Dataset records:
----

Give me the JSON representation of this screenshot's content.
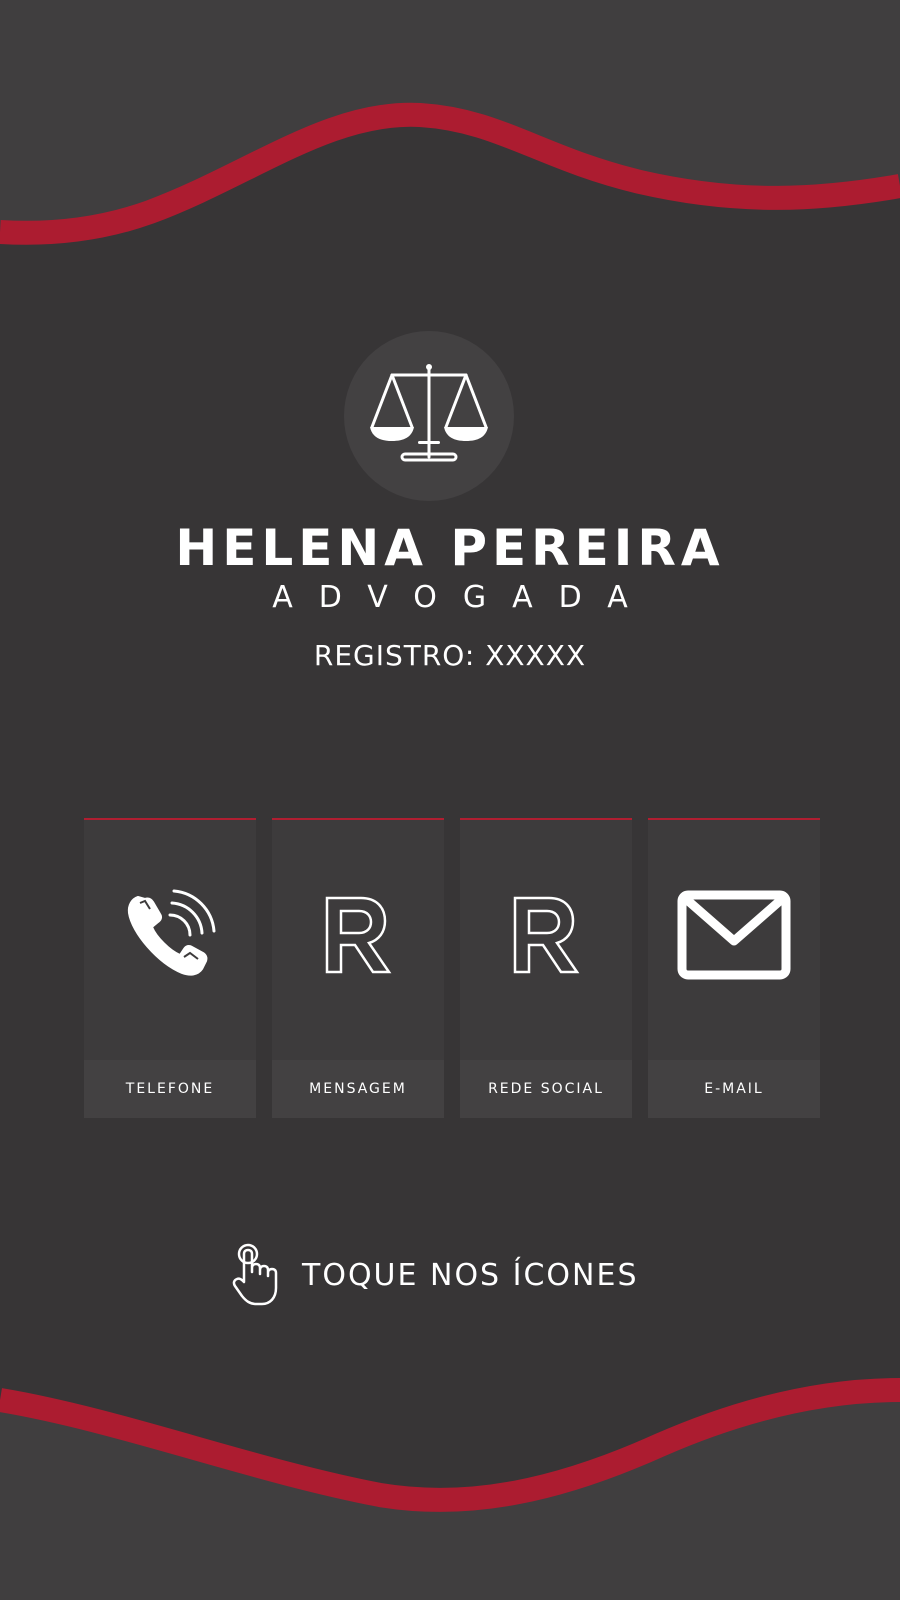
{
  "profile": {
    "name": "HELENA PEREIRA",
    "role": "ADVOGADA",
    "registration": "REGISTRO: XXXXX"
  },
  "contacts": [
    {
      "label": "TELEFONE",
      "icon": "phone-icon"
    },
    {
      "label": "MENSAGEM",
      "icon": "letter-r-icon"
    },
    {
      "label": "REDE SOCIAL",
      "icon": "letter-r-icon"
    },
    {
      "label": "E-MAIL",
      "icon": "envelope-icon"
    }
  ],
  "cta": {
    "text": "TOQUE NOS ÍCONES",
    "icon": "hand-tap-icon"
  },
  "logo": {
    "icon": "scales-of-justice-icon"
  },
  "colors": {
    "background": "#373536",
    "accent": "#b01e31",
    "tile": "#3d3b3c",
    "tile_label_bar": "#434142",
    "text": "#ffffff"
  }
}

----

Stated task:
Copy the records above exactly, leaving out every picture.

Correct output:
Give me the JSON representation of this screenshot's content.
{
  "profile": {
    "name": "HELENA PEREIRA",
    "role": "ADVOGADA",
    "registration": "REGISTRO: XXXXX"
  },
  "contacts": [
    {
      "label": "TELEFONE",
      "icon": "phone-icon"
    },
    {
      "label": "MENSAGEM",
      "icon": "letter-r-icon"
    },
    {
      "label": "REDE SOCIAL",
      "icon": "letter-r-icon"
    },
    {
      "label": "E-MAIL",
      "icon": "envelope-icon"
    }
  ],
  "cta": {
    "text": "TOQUE NOS ÍCONES",
    "icon": "hand-tap-icon"
  },
  "logo": {
    "icon": "scales-of-justice-icon"
  },
  "colors": {
    "background": "#373536",
    "accent": "#b01e31",
    "tile": "#3d3b3c",
    "tile_label_bar": "#434142",
    "text": "#ffffff"
  }
}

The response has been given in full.